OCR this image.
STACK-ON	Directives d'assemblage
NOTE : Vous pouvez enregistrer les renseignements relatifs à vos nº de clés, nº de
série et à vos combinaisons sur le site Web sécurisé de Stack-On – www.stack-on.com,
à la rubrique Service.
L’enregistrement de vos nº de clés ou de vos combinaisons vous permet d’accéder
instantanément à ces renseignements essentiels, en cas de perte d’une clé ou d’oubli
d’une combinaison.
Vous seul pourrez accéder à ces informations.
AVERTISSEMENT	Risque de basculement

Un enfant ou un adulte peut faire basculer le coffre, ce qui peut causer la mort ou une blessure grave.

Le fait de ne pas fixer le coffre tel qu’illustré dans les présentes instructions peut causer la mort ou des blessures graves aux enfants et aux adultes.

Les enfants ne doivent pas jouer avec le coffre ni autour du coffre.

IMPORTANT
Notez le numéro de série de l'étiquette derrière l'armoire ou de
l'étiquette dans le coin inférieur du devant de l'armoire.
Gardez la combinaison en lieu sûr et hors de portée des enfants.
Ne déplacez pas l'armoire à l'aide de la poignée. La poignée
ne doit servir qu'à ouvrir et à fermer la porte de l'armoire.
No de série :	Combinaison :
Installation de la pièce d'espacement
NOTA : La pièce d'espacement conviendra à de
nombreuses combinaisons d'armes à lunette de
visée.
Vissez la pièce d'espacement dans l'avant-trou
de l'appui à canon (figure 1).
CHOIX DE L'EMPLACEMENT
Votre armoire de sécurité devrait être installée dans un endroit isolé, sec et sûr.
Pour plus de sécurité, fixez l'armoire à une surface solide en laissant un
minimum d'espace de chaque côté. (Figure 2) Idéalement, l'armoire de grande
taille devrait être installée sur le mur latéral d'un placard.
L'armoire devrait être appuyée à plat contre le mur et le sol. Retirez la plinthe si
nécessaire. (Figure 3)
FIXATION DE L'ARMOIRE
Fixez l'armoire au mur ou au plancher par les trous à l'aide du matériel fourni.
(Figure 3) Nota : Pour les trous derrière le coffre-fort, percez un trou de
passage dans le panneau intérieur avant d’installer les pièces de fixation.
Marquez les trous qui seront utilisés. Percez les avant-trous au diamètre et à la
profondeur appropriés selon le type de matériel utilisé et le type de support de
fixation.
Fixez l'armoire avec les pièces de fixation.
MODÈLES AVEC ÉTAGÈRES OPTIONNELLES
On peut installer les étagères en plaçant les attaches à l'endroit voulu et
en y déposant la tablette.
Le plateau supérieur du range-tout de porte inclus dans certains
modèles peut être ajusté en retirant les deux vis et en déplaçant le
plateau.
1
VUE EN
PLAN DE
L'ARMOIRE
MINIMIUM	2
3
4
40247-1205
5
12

....................

#### GOAL
Return only those lines of the records that contain the string "série".

#### SOLUTION
série et à vos combinaisons sur le site Web sécurisé de Stack-On – www.stack-on.com,
Notez le numéro de série de l'étiquette derrière l'armoire ou de
No de série :	Combinaison :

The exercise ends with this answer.